━━ Provided records ━━

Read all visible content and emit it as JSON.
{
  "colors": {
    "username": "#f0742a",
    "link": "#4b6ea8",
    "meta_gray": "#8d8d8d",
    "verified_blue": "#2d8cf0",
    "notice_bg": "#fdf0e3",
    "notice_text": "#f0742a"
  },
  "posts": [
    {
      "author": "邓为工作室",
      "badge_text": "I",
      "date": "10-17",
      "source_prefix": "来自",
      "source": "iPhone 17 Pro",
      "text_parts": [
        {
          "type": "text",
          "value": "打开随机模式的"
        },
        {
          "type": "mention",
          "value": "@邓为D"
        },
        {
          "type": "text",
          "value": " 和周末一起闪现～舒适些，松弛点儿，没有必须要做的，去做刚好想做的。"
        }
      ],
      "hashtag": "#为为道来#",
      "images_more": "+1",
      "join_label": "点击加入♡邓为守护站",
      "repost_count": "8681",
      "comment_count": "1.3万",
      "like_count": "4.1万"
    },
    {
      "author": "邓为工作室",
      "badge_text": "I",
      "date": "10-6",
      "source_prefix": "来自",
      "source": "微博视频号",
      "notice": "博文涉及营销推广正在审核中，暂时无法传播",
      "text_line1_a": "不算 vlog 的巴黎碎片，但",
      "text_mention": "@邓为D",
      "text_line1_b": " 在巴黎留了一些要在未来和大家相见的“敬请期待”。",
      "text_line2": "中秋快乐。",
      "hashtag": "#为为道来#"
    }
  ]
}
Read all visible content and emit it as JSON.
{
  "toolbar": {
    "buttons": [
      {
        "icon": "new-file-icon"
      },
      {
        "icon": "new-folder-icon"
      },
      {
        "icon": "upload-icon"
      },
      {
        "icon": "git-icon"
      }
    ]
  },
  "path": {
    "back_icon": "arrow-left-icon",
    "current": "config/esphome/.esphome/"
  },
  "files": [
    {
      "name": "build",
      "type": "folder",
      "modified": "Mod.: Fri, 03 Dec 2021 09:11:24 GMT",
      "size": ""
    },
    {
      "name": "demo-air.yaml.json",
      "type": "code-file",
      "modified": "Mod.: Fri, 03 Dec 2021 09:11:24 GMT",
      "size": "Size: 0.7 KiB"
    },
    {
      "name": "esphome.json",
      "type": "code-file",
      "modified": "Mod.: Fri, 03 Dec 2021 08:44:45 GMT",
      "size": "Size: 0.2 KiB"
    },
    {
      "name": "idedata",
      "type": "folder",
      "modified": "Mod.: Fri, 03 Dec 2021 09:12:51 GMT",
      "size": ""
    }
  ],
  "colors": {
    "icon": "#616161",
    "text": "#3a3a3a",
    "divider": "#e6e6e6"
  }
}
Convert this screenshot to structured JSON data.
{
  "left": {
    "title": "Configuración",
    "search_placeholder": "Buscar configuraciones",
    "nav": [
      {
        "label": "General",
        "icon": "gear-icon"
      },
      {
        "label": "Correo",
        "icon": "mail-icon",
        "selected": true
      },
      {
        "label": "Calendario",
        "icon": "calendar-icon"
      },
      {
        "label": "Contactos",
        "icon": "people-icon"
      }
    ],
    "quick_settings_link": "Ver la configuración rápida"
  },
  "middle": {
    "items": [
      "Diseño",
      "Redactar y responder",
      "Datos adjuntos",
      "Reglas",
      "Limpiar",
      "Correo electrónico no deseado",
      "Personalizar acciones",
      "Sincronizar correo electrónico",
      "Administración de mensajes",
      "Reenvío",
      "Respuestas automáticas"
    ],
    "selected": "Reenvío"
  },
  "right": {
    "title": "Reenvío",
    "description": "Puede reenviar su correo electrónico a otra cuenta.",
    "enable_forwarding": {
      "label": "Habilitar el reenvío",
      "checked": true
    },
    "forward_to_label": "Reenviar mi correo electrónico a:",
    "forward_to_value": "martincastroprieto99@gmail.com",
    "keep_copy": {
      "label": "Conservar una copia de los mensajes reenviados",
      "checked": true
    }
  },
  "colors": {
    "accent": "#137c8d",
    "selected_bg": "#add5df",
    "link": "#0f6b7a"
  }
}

━━━

**Work to be completed**
Which lines in the listing above hold the word "icon"? Show each of them.

**Exercise output**
        "icon": "new-file-icon"
        "icon": "new-folder-icon"
        "icon": "upload-icon"
        "icon": "git-icon"
    "back_icon": "arrow-left-icon",
    "icon": "#616161",
        "icon": "gear-icon"
        "icon": "mail-icon",
        "icon": "calendar-icon"
        "icon": "people-icon"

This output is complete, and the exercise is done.